Task objective:
Show every line of the records below that contains the word "info".

══ Task inputs

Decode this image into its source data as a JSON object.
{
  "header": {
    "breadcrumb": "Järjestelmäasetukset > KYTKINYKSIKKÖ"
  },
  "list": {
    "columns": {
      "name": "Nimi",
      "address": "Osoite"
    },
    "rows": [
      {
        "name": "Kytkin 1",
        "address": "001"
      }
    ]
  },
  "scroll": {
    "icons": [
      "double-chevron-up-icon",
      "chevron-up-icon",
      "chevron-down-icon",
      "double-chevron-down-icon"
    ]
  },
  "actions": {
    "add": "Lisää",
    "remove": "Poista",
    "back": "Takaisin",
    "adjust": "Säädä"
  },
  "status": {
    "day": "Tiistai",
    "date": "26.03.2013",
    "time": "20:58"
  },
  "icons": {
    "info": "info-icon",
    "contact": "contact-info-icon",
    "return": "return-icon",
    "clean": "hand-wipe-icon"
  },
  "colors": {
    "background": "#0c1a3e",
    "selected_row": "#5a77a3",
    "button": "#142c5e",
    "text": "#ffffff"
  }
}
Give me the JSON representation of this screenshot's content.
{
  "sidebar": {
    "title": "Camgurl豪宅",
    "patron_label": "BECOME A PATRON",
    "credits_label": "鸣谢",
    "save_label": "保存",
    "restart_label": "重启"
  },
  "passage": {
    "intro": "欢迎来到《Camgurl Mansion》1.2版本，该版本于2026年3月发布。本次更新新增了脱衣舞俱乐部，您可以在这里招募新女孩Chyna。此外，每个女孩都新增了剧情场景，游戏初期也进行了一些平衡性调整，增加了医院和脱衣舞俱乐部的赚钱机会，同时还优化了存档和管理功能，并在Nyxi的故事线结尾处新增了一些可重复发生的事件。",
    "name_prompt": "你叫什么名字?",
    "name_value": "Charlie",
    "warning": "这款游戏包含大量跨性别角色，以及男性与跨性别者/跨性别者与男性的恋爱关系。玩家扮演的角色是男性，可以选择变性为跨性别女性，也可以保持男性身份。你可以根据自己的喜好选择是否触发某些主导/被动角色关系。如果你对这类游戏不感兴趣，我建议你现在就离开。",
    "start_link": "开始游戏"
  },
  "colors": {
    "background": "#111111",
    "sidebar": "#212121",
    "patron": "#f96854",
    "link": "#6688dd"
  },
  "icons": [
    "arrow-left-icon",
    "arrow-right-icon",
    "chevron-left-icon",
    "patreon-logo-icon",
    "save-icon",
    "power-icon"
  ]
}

════

Answer below:
    "info": "info-icon",
    "contact": "contact-info-icon",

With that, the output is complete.